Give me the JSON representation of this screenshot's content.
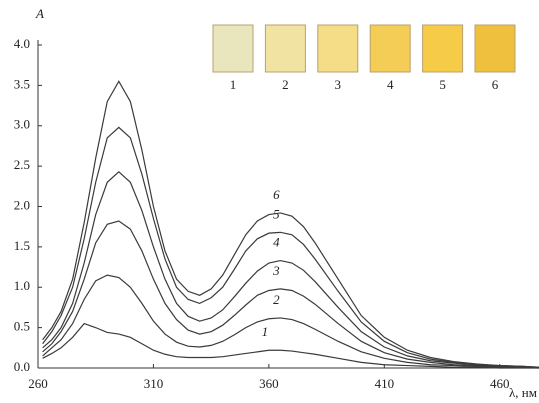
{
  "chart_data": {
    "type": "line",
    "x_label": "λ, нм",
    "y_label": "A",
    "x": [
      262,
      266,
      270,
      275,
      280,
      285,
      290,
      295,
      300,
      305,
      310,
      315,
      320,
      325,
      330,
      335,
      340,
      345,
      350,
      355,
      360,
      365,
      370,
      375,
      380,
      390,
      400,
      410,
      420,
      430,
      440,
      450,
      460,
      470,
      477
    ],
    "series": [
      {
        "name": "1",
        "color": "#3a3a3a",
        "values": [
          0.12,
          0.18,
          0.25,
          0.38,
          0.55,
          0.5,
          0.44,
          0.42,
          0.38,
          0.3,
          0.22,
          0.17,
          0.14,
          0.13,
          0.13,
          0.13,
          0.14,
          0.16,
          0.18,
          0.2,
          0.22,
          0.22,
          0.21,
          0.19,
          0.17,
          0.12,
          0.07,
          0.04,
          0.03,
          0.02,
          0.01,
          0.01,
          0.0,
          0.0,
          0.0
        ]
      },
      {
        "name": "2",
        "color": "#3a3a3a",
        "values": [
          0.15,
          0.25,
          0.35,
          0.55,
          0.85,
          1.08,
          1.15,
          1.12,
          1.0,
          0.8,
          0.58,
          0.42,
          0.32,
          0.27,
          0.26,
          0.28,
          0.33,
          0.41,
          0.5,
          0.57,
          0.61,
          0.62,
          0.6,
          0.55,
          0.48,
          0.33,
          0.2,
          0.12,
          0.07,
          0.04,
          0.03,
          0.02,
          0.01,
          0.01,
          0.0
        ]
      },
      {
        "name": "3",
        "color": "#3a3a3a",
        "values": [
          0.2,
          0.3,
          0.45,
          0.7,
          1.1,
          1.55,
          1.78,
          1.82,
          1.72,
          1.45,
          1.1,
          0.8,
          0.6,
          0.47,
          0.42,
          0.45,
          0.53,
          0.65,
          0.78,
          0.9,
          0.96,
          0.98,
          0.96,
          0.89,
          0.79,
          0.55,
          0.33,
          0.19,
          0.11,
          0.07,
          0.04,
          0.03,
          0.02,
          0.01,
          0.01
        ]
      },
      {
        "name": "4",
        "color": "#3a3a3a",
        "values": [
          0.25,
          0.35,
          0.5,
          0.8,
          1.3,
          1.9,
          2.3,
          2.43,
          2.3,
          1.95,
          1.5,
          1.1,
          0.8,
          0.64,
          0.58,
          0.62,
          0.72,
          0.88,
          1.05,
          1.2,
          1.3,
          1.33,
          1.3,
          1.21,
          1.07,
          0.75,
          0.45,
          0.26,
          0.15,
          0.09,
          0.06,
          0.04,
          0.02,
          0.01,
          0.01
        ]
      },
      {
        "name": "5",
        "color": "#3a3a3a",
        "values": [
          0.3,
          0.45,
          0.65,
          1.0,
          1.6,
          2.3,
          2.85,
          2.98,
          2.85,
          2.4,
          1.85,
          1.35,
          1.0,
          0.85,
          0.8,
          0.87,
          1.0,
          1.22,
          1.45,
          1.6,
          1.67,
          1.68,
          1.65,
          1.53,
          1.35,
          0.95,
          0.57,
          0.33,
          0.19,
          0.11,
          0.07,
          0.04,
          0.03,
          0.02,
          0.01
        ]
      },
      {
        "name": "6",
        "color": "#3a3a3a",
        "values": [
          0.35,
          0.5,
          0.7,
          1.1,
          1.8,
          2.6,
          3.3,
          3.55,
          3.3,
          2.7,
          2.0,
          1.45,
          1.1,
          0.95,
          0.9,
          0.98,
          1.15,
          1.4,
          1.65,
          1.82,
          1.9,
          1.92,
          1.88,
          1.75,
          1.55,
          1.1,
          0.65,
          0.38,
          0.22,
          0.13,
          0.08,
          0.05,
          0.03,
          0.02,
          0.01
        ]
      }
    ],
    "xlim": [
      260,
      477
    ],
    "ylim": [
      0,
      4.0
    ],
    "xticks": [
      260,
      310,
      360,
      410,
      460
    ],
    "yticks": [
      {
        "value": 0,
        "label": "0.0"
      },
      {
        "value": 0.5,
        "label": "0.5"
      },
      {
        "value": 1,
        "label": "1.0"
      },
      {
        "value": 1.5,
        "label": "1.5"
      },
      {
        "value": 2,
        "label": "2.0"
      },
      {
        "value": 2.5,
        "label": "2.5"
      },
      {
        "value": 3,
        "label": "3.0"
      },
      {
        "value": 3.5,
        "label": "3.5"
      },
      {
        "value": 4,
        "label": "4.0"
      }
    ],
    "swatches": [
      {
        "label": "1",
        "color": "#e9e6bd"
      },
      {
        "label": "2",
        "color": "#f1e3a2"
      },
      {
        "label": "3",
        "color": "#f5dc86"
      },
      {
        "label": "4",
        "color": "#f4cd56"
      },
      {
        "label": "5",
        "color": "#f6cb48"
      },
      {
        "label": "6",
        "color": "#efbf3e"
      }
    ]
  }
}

Task goal
Quote the material word for word, dropping any images it holds.

Result of the exercise
Give me the JSON representation of this screenshot's content.
{
  "chart_data": {
    "type": "line",
    "x_label": "λ, нм",
    "y_label": "A",
    "x": [
      262,
      266,
      270,
      275,
      280,
      285,
      290,
      295,
      300,
      305,
      310,
      315,
      320,
      325,
      330,
      335,
      340,
      345,
      350,
      355,
      360,
      365,
      370,
      375,
      380,
      390,
      400,
      410,
      420,
      430,
      440,
      450,
      460,
      470,
      477
    ],
    "series": [
      {
        "name": "1",
        "color": "#3a3a3a",
        "values": [
          0.12,
          0.18,
          0.25,
          0.38,
          0.55,
          0.5,
          0.44,
          0.42,
          0.38,
          0.3,
          0.22,
          0.17,
          0.14,
          0.13,
          0.13,
          0.13,
          0.14,
          0.16,
          0.18,
          0.2,
          0.22,
          0.22,
          0.21,
          0.19,
          0.17,
          0.12,
          0.07,
          0.04,
          0.03,
          0.02,
          0.01,
          0.01,
          0.0,
          0.0,
          0.0
        ]
      },
      {
        "name": "2",
        "color": "#3a3a3a",
        "values": [
          0.15,
          0.25,
          0.35,
          0.55,
          0.85,
          1.08,
          1.15,
          1.12,
          1.0,
          0.8,
          0.58,
          0.42,
          0.32,
          0.27,
          0.26,
          0.28,
          0.33,
          0.41,
          0.5,
          0.57,
          0.61,
          0.62,
          0.6,
          0.55,
          0.48,
          0.33,
          0.2,
          0.12,
          0.07,
          0.04,
          0.03,
          0.02,
          0.01,
          0.01,
          0.0
        ]
      },
      {
        "name": "3",
        "color": "#3a3a3a",
        "values": [
          0.2,
          0.3,
          0.45,
          0.7,
          1.1,
          1.55,
          1.78,
          1.82,
          1.72,
          1.45,
          1.1,
          0.8,
          0.6,
          0.47,
          0.42,
          0.45,
          0.53,
          0.65,
          0.78,
          0.9,
          0.96,
          0.98,
          0.96,
          0.89,
          0.79,
          0.55,
          0.33,
          0.19,
          0.11,
          0.07,
          0.04,
          0.03,
          0.02,
          0.01,
          0.01
        ]
      },
      {
        "name": "4",
        "color": "#3a3a3a",
        "values": [
          0.25,
          0.35,
          0.5,
          0.8,
          1.3,
          1.9,
          2.3,
          2.43,
          2.3,
          1.95,
          1.5,
          1.1,
          0.8,
          0.64,
          0.58,
          0.62,
          0.72,
          0.88,
          1.05,
          1.2,
          1.3,
          1.33,
          1.3,
          1.21,
          1.07,
          0.75,
          0.45,
          0.26,
          0.15,
          0.09,
          0.06,
          0.04,
          0.02,
          0.01,
          0.01
        ]
      },
      {
        "name": "5",
        "color": "#3a3a3a",
        "values": [
          0.3,
          0.45,
          0.65,
          1.0,
          1.6,
          2.3,
          2.85,
          2.98,
          2.85,
          2.4,
          1.85,
          1.35,
          1.0,
          0.85,
          0.8,
          0.87,
          1.0,
          1.22,
          1.45,
          1.6,
          1.67,
          1.68,
          1.65,
          1.53,
          1.35,
          0.95,
          0.57,
          0.33,
          0.19,
          0.11,
          0.07,
          0.04,
          0.03,
          0.02,
          0.01
        ]
      },
      {
        "name": "6",
        "color": "#3a3a3a",
        "values": [
          0.35,
          0.5,
          0.7,
          1.1,
          1.8,
          2.6,
          3.3,
          3.55,
          3.3,
          2.7,
          2.0,
          1.45,
          1.1,
          0.95,
          0.9,
          0.98,
          1.15,
          1.4,
          1.65,
          1.82,
          1.9,
          1.92,
          1.88,
          1.75,
          1.55,
          1.1,
          0.65,
          0.38,
          0.22,
          0.13,
          0.08,
          0.05,
          0.03,
          0.02,
          0.01
        ]
      }
    ],
    "xlim": [
      260,
      477
    ],
    "ylim": [
      0,
      4.0
    ],
    "xticks": [
      260,
      310,
      360,
      410,
      460
    ],
    "yticks": [
      {
        "value": 0,
        "label": "0.0"
      },
      {
        "value": 0.5,
        "label": "0.5"
      },
      {
        "value": 1,
        "label": "1.0"
      },
      {
        "value": 1.5,
        "label": "1.5"
      },
      {
        "value": 2,
        "label": "2.0"
      },
      {
        "value": 2.5,
        "label": "2.5"
      },
      {
        "value": 3,
        "label": "3.0"
      },
      {
        "value": 3.5,
        "label": "3.5"
      },
      {
        "value": 4,
        "label": "4.0"
      }
    ],
    "swatches": [
      {
        "label": "1",
        "color": "#e9e6bd"
      },
      {
        "label": "2",
        "color": "#f1e3a2"
      },
      {
        "label": "3",
        "color": "#f5dc86"
      },
      {
        "label": "4",
        "color": "#f4cd56"
      },
      {
        "label": "5",
        "color": "#f6cb48"
      },
      {
        "label": "6",
        "color": "#efbf3e"
      }
    ]
  }
}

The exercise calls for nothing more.